Every line of the material below must be repeated exactly.

MATERIAL FOR THIS EXERCISE.
+ + +

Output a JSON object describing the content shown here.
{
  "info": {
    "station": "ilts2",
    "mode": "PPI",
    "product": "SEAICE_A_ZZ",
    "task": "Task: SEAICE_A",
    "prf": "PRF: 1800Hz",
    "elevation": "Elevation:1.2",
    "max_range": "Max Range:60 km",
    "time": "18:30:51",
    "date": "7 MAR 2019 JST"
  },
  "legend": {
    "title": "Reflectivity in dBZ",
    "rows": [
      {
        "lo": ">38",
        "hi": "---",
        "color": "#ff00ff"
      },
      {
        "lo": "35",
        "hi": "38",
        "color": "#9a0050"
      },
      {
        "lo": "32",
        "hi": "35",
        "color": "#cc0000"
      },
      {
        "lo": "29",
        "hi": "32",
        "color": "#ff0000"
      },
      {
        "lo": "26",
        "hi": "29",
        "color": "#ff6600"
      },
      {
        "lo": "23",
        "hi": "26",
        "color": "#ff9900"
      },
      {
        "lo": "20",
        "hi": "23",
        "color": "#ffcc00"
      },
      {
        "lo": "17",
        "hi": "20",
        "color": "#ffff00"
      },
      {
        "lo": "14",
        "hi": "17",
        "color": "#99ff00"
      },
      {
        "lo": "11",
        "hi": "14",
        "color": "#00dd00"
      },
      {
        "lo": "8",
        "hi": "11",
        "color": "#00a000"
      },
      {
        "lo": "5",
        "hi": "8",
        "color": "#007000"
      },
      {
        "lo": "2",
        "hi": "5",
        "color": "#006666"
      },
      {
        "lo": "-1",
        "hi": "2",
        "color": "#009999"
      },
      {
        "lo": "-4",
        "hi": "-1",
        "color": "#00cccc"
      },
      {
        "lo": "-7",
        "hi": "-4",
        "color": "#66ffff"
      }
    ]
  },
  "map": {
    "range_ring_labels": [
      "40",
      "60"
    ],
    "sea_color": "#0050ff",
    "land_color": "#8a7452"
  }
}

+ + +

FULL ANSWER.
Output a JSON object describing the content shown here.
{
  "info": {
    "station": "ilts2",
    "mode": "PPI",
    "product": "SEAICE_A_ZZ",
    "task": "Task: SEAICE_A",
    "prf": "PRF: 1800Hz",
    "elevation": "Elevation:1.2",
    "max_range": "Max Range:60 km",
    "time": "18:30:51",
    "date": "7 MAR 2019 JST"
  },
  "legend": {
    "title": "Reflectivity in dBZ",
    "rows": [
      {
        "lo": ">38",
        "hi": "---",
        "color": "#ff00ff"
      },
      {
        "lo": "35",
        "hi": "38",
        "color": "#9a0050"
      },
      {
        "lo": "32",
        "hi": "35",
        "color": "#cc0000"
      },
      {
        "lo": "29",
        "hi": "32",
        "color": "#ff0000"
      },
      {
        "lo": "26",
        "hi": "29",
        "color": "#ff6600"
      },
      {
        "lo": "23",
        "hi": "26",
        "color": "#ff9900"
      },
      {
        "lo": "20",
        "hi": "23",
        "color": "#ffcc00"
      },
      {
        "lo": "17",
        "hi": "20",
        "color": "#ffff00"
      },
      {
        "lo": "14",
        "hi": "17",
        "color": "#99ff00"
      },
      {
        "lo": "11",
        "hi": "14",
        "color": "#00dd00"
      },
      {
        "lo": "8",
        "hi": "11",
        "color": "#00a000"
      },
      {
        "lo": "5",
        "hi": "8",
        "color": "#007000"
      },
      {
        "lo": "2",
        "hi": "5",
        "color": "#006666"
      },
      {
        "lo": "-1",
        "hi": "2",
        "color": "#009999"
      },
      {
        "lo": "-4",
        "hi": "-1",
        "color": "#00cccc"
      },
      {
        "lo": "-7",
        "hi": "-4",
        "color": "#66ffff"
      }
    ]
  },
  "map": {
    "range_ring_labels": [
      "40",
      "60"
    ],
    "sea_color": "#0050ff",
    "land_color": "#8a7452"
  }
}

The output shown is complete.